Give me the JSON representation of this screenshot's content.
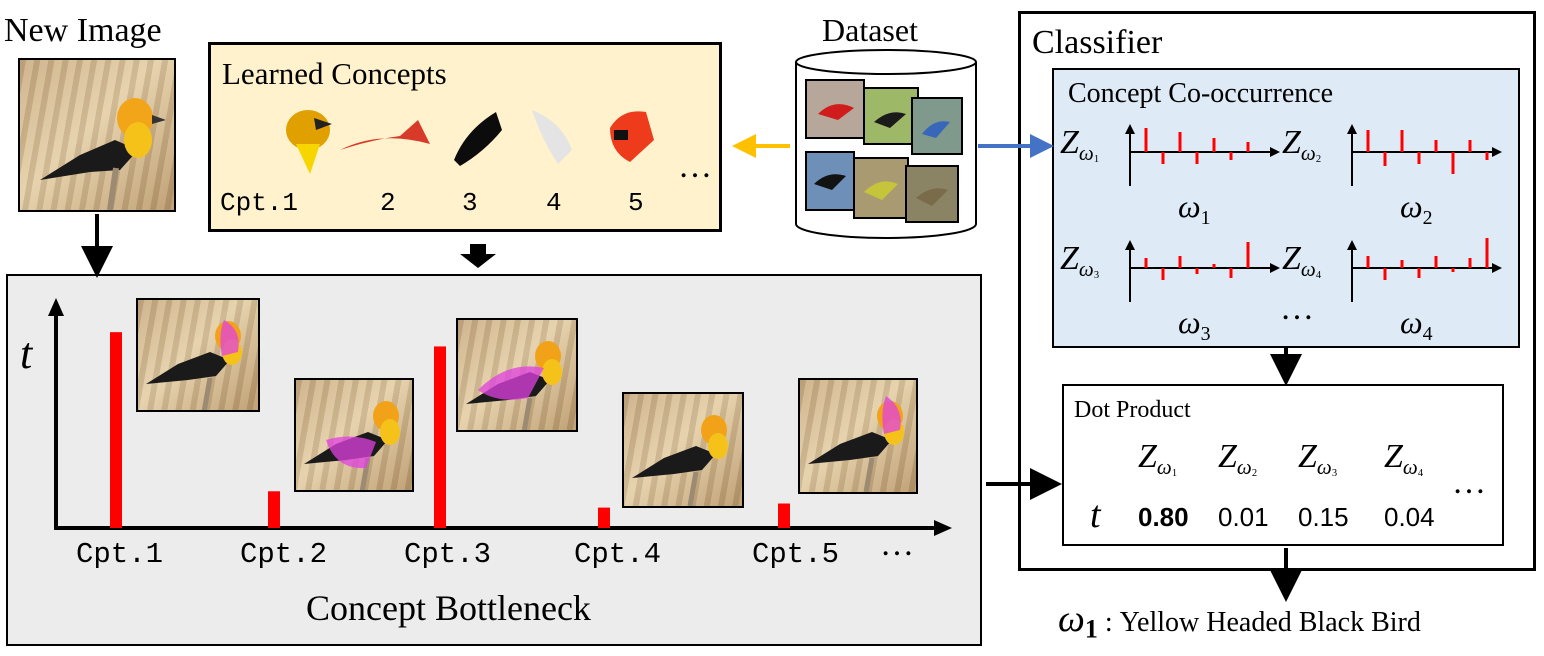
{
  "new_image": {
    "title": "New Image"
  },
  "learned_concepts": {
    "title": "Learned Concepts",
    "labels": [
      "Cpt.1",
      "2",
      "3",
      "4",
      "5"
    ],
    "ellipsis": "…"
  },
  "dataset": {
    "title": "Dataset"
  },
  "classifier": {
    "title": "Classifier",
    "cooccurrence": {
      "title": "Concept Co-occurrence",
      "ellipsis": "…",
      "plots": [
        {
          "z_base": "Z",
          "sub": "ω",
          "idx": "1",
          "axis": "ω",
          "axis_idx": "1"
        },
        {
          "z_base": "Z",
          "sub": "ω",
          "idx": "2",
          "axis": "ω",
          "axis_idx": "2"
        },
        {
          "z_base": "Z",
          "sub": "ω",
          "idx": "3",
          "axis": "ω",
          "axis_idx": "3"
        },
        {
          "z_base": "Z",
          "sub": "ω",
          "idx": "4",
          "axis": "ω",
          "axis_idx": "4"
        }
      ]
    },
    "dot_product": {
      "title": "Dot Product",
      "row_label": "t",
      "columns": [
        {
          "z": "Z",
          "sub": "ω",
          "idx": "1",
          "value": "0.80"
        },
        {
          "z": "Z",
          "sub": "ω",
          "idx": "2",
          "value": "0.01"
        },
        {
          "z": "Z",
          "sub": "ω",
          "idx": "3",
          "value": "0.15"
        },
        {
          "z": "Z",
          "sub": "ω",
          "idx": "4",
          "value": "0.04"
        }
      ],
      "ellipsis": "…"
    }
  },
  "bottleneck": {
    "title": "Concept Bottleneck",
    "y_label": "t",
    "ellipsis": "…",
    "concepts": [
      {
        "label": "Cpt.1",
        "value": 0.96
      },
      {
        "label": "Cpt.2",
        "value": 0.18
      },
      {
        "label": "Cpt.3",
        "value": 0.89
      },
      {
        "label": "Cpt.4",
        "value": 0.1
      },
      {
        "label": "Cpt.5",
        "value": 0.12
      }
    ]
  },
  "output": {
    "omega": "ω",
    "idx": "1",
    "label": ": Yellow Headed Black Bird"
  },
  "colors": {
    "bar": "#ff0000",
    "learned_bg": "#fff2cc",
    "cooc_bg": "#deebf7",
    "bottleneck_bg": "#ececec",
    "arrow_yellow": "#ffc000",
    "arrow_blue": "#4472c4"
  }
}
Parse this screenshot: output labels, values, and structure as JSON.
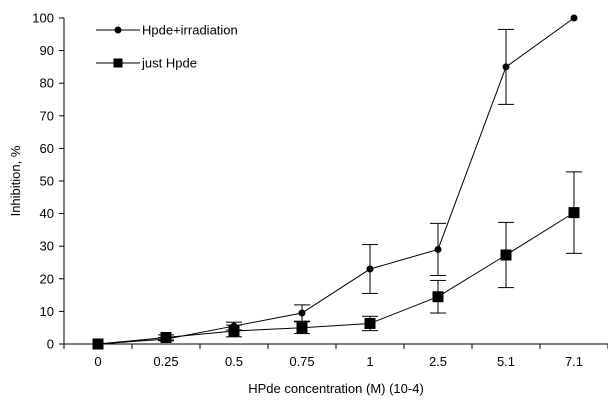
{
  "chart_data": {
    "type": "line",
    "title": "",
    "xlabel": "HPde concentration (M) (10-4)",
    "ylabel": "Inhibition, %",
    "categories": [
      "0",
      "0.25",
      "0.5",
      "0.75",
      "1",
      "2.5",
      "5.1",
      "7.1"
    ],
    "ylim": [
      0,
      100
    ],
    "yticks": [
      "0",
      "10",
      "20",
      "30",
      "40",
      "50",
      "60",
      "70",
      "80",
      "90",
      "100"
    ],
    "grid": false,
    "legend_position": "top-left",
    "series": [
      {
        "name": "Hpde+irradiation",
        "marker": "circle",
        "values": [
          0,
          1.5,
          5.5,
          9.5,
          23,
          29,
          85,
          100
        ],
        "errors": [
          0,
          0.5,
          1.2,
          2.5,
          7.5,
          8,
          11.5,
          0
        ]
      },
      {
        "name": "just Hpde",
        "marker": "square",
        "values": [
          0,
          2,
          4,
          5,
          6.3,
          14.5,
          27.3,
          40.3
        ],
        "errors": [
          0,
          0.8,
          1.8,
          1.8,
          2.2,
          5,
          10,
          12.5
        ]
      }
    ]
  }
}
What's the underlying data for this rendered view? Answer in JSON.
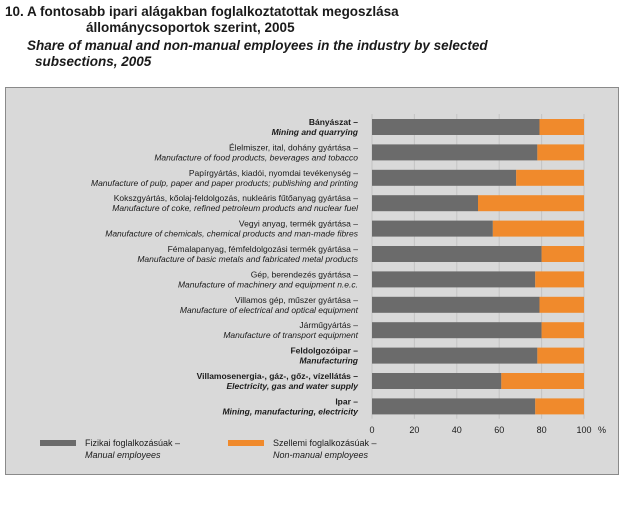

===

What you should do>
Reply with one number only: the count of lines in the entries that contain "output".

Exercise answer>
2